> _EXERCISE_
Copy every entry word for word. Skip the pictures.
=======
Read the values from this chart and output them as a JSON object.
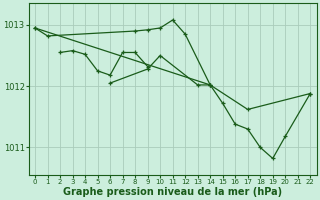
{
  "bg_color": "#cceedd",
  "grid_color": "#aaccbb",
  "line_color": "#1a5c1a",
  "xlabel": "Graphe pression niveau de la mer (hPa)",
  "xlim": [
    -0.5,
    22.5
  ],
  "ylim": [
    1010.55,
    1013.35
  ],
  "yticks": [
    1011,
    1012,
    1013
  ],
  "xticks": [
    0,
    1,
    2,
    3,
    4,
    5,
    6,
    7,
    8,
    9,
    10,
    11,
    12,
    13,
    14,
    15,
    16,
    17,
    18,
    19,
    20,
    21,
    22
  ],
  "series": [
    {
      "x": [
        0,
        1,
        8,
        9,
        10,
        11,
        12,
        14
      ],
      "y": [
        1012.95,
        1012.82,
        1012.9,
        1012.92,
        1012.95,
        1013.08,
        1012.85,
        1012.02
      ]
    },
    {
      "x": [
        2,
        3,
        4,
        5,
        6,
        7,
        8,
        9
      ],
      "y": [
        1012.55,
        1012.58,
        1012.52,
        1012.25,
        1012.18,
        1012.55,
        1012.55,
        1012.32
      ]
    },
    {
      "x": [
        6,
        9,
        10,
        13,
        14,
        15,
        16,
        17,
        18,
        19,
        20,
        22
      ],
      "y": [
        1012.05,
        1012.28,
        1012.5,
        1012.02,
        1012.02,
        1011.72,
        1011.38,
        1011.3,
        1011.0,
        1010.82,
        1011.18,
        1011.88
      ]
    },
    {
      "x": [
        0,
        14,
        17,
        22
      ],
      "y": [
        1012.95,
        1012.02,
        1011.62,
        1011.88
      ]
    }
  ]
}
=======
> _FINISHED ANSWER_
Read the values from this chart and output them as a JSON object.
{
  "bg_color": "#cceedd",
  "grid_color": "#aaccbb",
  "line_color": "#1a5c1a",
  "xlabel": "Graphe pression niveau de la mer (hPa)",
  "xlim": [
    -0.5,
    22.5
  ],
  "ylim": [
    1010.55,
    1013.35
  ],
  "yticks": [
    1011,
    1012,
    1013
  ],
  "xticks": [
    0,
    1,
    2,
    3,
    4,
    5,
    6,
    7,
    8,
    9,
    10,
    11,
    12,
    13,
    14,
    15,
    16,
    17,
    18,
    19,
    20,
    21,
    22
  ],
  "series": [
    {
      "x": [
        0,
        1,
        8,
        9,
        10,
        11,
        12,
        14
      ],
      "y": [
        1012.95,
        1012.82,
        1012.9,
        1012.92,
        1012.95,
        1013.08,
        1012.85,
        1012.02
      ]
    },
    {
      "x": [
        2,
        3,
        4,
        5,
        6,
        7,
        8,
        9
      ],
      "y": [
        1012.55,
        1012.58,
        1012.52,
        1012.25,
        1012.18,
        1012.55,
        1012.55,
        1012.32
      ]
    },
    {
      "x": [
        6,
        9,
        10,
        13,
        14,
        15,
        16,
        17,
        18,
        19,
        20,
        22
      ],
      "y": [
        1012.05,
        1012.28,
        1012.5,
        1012.02,
        1012.02,
        1011.72,
        1011.38,
        1011.3,
        1011.0,
        1010.82,
        1011.18,
        1011.88
      ]
    },
    {
      "x": [
        0,
        14,
        17,
        22
      ],
      "y": [
        1012.95,
        1012.02,
        1011.62,
        1011.88
      ]
    }
  ]
}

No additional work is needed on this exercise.